* Problem requirements: Scan the material and copy every line in which "page" appears.
+++++
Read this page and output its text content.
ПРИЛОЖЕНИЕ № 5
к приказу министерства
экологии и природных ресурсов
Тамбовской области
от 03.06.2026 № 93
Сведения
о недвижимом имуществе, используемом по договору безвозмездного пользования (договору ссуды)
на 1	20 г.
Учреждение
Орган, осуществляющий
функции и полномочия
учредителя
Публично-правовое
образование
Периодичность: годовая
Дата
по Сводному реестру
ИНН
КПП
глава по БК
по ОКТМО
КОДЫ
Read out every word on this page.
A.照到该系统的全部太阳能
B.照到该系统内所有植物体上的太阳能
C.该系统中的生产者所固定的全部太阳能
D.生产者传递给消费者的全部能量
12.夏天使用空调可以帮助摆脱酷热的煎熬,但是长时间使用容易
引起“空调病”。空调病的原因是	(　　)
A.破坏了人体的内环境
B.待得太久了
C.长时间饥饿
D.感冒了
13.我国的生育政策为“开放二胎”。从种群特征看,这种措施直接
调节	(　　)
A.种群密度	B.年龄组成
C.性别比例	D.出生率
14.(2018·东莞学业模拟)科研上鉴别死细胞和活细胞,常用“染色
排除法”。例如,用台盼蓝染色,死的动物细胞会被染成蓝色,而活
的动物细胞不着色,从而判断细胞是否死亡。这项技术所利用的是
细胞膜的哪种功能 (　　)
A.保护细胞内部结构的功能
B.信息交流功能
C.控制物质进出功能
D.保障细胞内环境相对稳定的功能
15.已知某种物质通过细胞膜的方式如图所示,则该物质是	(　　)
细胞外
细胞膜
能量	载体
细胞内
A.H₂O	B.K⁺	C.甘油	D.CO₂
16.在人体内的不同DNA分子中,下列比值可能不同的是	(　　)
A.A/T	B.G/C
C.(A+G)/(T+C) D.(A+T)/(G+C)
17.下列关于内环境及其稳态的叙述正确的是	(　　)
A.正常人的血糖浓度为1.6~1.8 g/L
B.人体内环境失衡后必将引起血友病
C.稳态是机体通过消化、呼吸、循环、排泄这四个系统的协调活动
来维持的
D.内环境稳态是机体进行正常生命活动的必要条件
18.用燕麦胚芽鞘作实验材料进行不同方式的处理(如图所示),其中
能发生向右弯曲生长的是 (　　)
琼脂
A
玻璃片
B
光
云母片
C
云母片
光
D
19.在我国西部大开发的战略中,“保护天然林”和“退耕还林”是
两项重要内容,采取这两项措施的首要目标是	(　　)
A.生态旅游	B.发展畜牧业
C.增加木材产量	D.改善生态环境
+++++
* Written solution:
Read this page and output its text content.
Read out every word on this page.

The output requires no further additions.